**WHAT TO DO:** Your task is to copy every line of this material exactly.

• • • • • • •

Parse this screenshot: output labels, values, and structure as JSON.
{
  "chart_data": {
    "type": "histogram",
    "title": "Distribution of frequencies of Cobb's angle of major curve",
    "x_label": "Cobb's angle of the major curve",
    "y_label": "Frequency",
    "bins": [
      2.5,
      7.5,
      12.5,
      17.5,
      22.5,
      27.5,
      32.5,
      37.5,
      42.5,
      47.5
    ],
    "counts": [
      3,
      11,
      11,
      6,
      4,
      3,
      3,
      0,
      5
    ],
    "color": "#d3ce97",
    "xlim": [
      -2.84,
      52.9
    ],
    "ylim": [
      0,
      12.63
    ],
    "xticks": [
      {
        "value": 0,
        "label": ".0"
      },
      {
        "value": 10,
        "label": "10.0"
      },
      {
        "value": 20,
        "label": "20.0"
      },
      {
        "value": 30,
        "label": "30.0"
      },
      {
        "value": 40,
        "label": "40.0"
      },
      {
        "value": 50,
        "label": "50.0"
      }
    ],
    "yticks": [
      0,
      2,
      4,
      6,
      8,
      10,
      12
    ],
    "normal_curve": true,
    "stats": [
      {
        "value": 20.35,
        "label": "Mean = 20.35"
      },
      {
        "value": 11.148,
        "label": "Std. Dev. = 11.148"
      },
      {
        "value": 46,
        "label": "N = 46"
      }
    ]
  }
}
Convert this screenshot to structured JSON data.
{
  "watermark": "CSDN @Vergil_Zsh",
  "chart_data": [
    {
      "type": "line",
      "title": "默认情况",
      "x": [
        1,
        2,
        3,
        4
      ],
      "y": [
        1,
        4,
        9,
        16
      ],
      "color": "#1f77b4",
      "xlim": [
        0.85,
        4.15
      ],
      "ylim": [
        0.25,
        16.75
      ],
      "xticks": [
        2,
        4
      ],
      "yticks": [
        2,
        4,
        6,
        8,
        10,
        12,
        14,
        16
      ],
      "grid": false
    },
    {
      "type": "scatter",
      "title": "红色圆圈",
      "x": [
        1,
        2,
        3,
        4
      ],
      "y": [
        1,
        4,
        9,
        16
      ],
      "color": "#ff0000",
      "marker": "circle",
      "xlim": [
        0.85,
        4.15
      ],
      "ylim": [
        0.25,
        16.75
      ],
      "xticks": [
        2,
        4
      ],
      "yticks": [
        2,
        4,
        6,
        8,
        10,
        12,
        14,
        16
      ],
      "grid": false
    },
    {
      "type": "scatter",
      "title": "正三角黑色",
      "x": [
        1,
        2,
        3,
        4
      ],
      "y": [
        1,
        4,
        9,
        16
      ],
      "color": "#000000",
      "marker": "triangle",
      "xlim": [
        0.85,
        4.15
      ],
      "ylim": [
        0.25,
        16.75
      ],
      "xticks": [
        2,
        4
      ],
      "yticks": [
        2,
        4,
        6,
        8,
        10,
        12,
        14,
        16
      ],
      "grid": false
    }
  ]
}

• • • • • • •

**WRITTEN RESPONSE:**
Parse this screenshot: output labels, values, and structure as JSON.
{
  "chart_data": {
    "type": "histogram",
    "title": "Distribution of frequencies of Cobb's angle of major curve",
    "x_label": "Cobb's angle of the major curve",
    "y_label": "Frequency",
    "bins": [
      2.5,
      7.5,
      12.5,
      17.5,
      22.5,
      27.5,
      32.5,
      37.5,
      42.5,
      47.5
    ],
    "counts": [
      3,
      11,
      11,
      6,
      4,
      3,
      3,
      0,
      5
    ],
    "color": "#d3ce97",
    "xlim": [
      -2.84,
      52.9
    ],
    "ylim": [
      0,
      12.63
    ],
    "xticks": [
      {
        "value": 0,
        "label": ".0"
      },
      {
        "value": 10,
        "label": "10.0"
      },
      {
        "value": 20,
        "label": "20.0"
      },
      {
        "value": 30,
        "label": "30.0"
      },
      {
        "value": 40,
        "label": "40.0"
      },
      {
        "value": 50,
        "label": "50.0"
      }
    ],
    "yticks": [
      0,
      2,
      4,
      6,
      8,
      10,
      12
    ],
    "normal_curve": true,
    "stats": [
      {
        "value": 20.35,
        "label": "Mean = 20.35"
      },
      {
        "value": 11.148,
        "label": "Std. Dev. = 11.148"
      },
      {
        "value": 46,
        "label": "N = 46"
      }
    ]
  }
}
Convert this screenshot to structured JSON data.
{
  "watermark": "CSDN @Vergil_Zsh",
  "chart_data": [
    {
      "type": "line",
      "title": "默认情况",
      "x": [
        1,
        2,
        3,
        4
      ],
      "y": [
        1,
        4,
        9,
        16
      ],
      "color": "#1f77b4",
      "xlim": [
        0.85,
        4.15
      ],
      "ylim": [
        0.25,
        16.75
      ],
      "xticks": [
        2,
        4
      ],
      "yticks": [
        2,
        4,
        6,
        8,
        10,
        12,
        14,
        16
      ],
      "grid": false
    },
    {
      "type": "scatter",
      "title": "红色圆圈",
      "x": [
        1,
        2,
        3,
        4
      ],
      "y": [
        1,
        4,
        9,
        16
      ],
      "color": "#ff0000",
      "marker": "circle",
      "xlim": [
        0.85,
        4.15
      ],
      "ylim": [
        0.25,
        16.75
      ],
      "xticks": [
        2,
        4
      ],
      "yticks": [
        2,
        4,
        6,
        8,
        10,
        12,
        14,
        16
      ],
      "grid": false
    },
    {
      "type": "scatter",
      "title": "正三角黑色",
      "x": [
        1,
        2,
        3,
        4
      ],
      "y": [
        1,
        4,
        9,
        16
      ],
      "color": "#000000",
      "marker": "triangle",
      "xlim": [
        0.85,
        4.15
      ],
      "ylim": [
        0.25,
        16.75
      ],
      "xticks": [
        2,
        4
      ],
      "yticks": [
        2,
        4,
        6,
        8,
        10,
        12,
        14,
        16
      ],
      "grid": false
    }
  ]
}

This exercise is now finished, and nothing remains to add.